WHAT IS REQUIRED: Using the material below, copy every line where "古诗十九首" appears.

MATERIAL:
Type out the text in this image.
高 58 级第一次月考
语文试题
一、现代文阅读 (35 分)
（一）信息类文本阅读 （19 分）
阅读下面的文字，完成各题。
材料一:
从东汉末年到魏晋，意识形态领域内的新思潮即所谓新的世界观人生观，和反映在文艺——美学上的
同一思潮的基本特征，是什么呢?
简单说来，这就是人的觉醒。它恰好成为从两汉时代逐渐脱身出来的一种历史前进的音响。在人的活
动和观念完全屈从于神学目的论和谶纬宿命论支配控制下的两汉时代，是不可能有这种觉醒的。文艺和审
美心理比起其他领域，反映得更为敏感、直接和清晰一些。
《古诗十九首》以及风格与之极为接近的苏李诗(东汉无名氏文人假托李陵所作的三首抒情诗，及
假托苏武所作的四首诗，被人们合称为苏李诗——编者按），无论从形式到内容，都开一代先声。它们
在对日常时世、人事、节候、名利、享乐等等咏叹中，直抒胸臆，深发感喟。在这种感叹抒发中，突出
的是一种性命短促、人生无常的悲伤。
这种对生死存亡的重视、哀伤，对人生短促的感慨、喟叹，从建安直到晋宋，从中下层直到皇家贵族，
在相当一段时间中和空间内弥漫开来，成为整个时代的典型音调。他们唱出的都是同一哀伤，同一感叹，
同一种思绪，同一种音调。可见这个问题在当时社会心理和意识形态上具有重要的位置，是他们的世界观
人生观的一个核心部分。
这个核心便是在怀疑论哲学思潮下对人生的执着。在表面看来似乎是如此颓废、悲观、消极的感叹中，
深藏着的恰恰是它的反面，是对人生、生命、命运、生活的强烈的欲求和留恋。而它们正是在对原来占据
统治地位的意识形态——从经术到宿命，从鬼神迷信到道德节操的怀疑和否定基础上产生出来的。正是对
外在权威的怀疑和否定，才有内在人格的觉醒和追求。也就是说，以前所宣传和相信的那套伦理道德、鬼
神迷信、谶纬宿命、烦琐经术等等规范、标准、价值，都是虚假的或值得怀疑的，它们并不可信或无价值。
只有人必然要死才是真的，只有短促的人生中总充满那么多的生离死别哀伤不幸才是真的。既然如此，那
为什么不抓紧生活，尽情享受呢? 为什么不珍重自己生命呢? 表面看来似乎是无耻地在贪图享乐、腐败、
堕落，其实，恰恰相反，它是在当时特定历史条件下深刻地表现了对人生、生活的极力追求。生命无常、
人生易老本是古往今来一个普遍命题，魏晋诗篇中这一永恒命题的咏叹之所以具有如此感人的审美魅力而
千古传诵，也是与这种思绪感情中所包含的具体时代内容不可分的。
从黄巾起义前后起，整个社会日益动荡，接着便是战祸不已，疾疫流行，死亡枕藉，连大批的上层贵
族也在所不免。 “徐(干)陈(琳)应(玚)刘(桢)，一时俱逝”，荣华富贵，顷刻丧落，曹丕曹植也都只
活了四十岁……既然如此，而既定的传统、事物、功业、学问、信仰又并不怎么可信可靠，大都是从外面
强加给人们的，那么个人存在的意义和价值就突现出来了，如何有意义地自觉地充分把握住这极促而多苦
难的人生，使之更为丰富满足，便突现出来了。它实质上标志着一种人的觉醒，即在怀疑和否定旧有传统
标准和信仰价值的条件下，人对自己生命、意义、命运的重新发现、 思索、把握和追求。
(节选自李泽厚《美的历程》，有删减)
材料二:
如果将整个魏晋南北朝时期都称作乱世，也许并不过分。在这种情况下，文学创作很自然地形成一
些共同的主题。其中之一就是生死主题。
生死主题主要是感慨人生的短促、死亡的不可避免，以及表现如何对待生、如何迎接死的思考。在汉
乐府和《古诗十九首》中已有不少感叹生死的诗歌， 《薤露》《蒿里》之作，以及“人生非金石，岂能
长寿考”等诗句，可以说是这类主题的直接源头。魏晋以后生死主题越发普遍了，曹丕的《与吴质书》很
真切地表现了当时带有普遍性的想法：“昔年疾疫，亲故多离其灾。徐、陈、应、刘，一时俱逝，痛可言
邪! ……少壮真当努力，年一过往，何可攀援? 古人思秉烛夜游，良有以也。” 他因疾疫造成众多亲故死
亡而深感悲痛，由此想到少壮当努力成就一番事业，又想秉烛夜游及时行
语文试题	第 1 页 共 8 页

RESULT OF THIS TASK:
《古诗十九首》以及风格与之极为接近的苏李诗(东汉无名氏文人假托李陵所作的三首抒情诗，及
乐府和《古诗十九首》中已有不少感叹生死的诗歌， 《薤露》《蒿里》之作，以及“人生非金石，岂能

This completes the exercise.